- [Given task]: Each line of the material must be returned exactly.

(Stored items)
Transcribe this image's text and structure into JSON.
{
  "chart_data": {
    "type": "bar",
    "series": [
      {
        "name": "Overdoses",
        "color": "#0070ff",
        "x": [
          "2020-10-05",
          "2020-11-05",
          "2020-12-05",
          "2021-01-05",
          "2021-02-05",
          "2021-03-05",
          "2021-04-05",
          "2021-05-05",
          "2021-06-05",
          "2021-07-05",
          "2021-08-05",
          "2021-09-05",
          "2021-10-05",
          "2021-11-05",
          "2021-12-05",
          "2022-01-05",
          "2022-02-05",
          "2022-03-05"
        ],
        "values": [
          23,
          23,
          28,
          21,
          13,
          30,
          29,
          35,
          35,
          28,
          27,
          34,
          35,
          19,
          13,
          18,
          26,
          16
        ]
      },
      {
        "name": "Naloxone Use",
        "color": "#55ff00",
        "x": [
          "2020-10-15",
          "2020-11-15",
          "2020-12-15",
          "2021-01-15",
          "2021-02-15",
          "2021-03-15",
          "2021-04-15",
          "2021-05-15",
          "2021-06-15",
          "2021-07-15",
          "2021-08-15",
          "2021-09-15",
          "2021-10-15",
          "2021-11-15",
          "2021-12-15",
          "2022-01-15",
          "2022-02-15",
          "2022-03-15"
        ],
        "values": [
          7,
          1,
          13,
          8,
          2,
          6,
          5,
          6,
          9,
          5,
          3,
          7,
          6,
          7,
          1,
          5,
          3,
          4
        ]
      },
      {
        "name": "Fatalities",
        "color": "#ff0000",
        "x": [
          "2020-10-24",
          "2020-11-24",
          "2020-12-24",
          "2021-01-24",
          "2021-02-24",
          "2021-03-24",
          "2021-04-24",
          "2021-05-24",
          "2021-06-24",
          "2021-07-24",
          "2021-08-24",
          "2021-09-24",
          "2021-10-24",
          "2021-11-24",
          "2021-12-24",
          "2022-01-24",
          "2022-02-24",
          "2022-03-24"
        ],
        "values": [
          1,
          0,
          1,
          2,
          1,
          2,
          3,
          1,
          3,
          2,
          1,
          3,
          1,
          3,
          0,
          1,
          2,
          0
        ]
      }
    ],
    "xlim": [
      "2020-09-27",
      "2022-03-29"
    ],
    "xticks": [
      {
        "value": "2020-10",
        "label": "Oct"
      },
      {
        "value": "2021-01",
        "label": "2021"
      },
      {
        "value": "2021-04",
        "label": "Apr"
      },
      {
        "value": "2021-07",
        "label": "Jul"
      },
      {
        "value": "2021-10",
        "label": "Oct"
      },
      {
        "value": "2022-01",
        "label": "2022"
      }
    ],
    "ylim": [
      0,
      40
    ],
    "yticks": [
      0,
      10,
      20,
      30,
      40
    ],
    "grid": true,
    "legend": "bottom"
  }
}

- [Worked answer]:
Transcribe this image's text and structure into JSON.
{
  "chart_data": {
    "type": "bar",
    "series": [
      {
        "name": "Overdoses",
        "color": "#0070ff",
        "x": [
          "2020-10-05",
          "2020-11-05",
          "2020-12-05",
          "2021-01-05",
          "2021-02-05",
          "2021-03-05",
          "2021-04-05",
          "2021-05-05",
          "2021-06-05",
          "2021-07-05",
          "2021-08-05",
          "2021-09-05",
          "2021-10-05",
          "2021-11-05",
          "2021-12-05",
          "2022-01-05",
          "2022-02-05",
          "2022-03-05"
        ],
        "values": [
          23,
          23,
          28,
          21,
          13,
          30,
          29,
          35,
          35,
          28,
          27,
          34,
          35,
          19,
          13,
          18,
          26,
          16
        ]
      },
      {
        "name": "Naloxone Use",
        "color": "#55ff00",
        "x": [
          "2020-10-15",
          "2020-11-15",
          "2020-12-15",
          "2021-01-15",
          "2021-02-15",
          "2021-03-15",
          "2021-04-15",
          "2021-05-15",
          "2021-06-15",
          "2021-07-15",
          "2021-08-15",
          "2021-09-15",
          "2021-10-15",
          "2021-11-15",
          "2021-12-15",
          "2022-01-15",
          "2022-02-15",
          "2022-03-15"
        ],
        "values": [
          7,
          1,
          13,
          8,
          2,
          6,
          5,
          6,
          9,
          5,
          3,
          7,
          6,
          7,
          1,
          5,
          3,
          4
        ]
      },
      {
        "name": "Fatalities",
        "color": "#ff0000",
        "x": [
          "2020-10-24",
          "2020-11-24",
          "2020-12-24",
          "2021-01-24",
          "2021-02-24",
          "2021-03-24",
          "2021-04-24",
          "2021-05-24",
          "2021-06-24",
          "2021-07-24",
          "2021-08-24",
          "2021-09-24",
          "2021-10-24",
          "2021-11-24",
          "2021-12-24",
          "2022-01-24",
          "2022-02-24",
          "2022-03-24"
        ],
        "values": [
          1,
          0,
          1,
          2,
          1,
          2,
          3,
          1,
          3,
          2,
          1,
          3,
          1,
          3,
          0,
          1,
          2,
          0
        ]
      }
    ],
    "xlim": [
      "2020-09-27",
      "2022-03-29"
    ],
    "xticks": [
      {
        "value": "2020-10",
        "label": "Oct"
      },
      {
        "value": "2021-01",
        "label": "2021"
      },
      {
        "value": "2021-04",
        "label": "Apr"
      },
      {
        "value": "2021-07",
        "label": "Jul"
      },
      {
        "value": "2021-10",
        "label": "Oct"
      },
      {
        "value": "2022-01",
        "label": "2022"
      }
    ],
    "ylim": [
      0,
      40
    ],
    "yticks": [
      0,
      10,
      20,
      30,
      40
    ],
    "grid": true,
    "legend": "bottom"
  }
}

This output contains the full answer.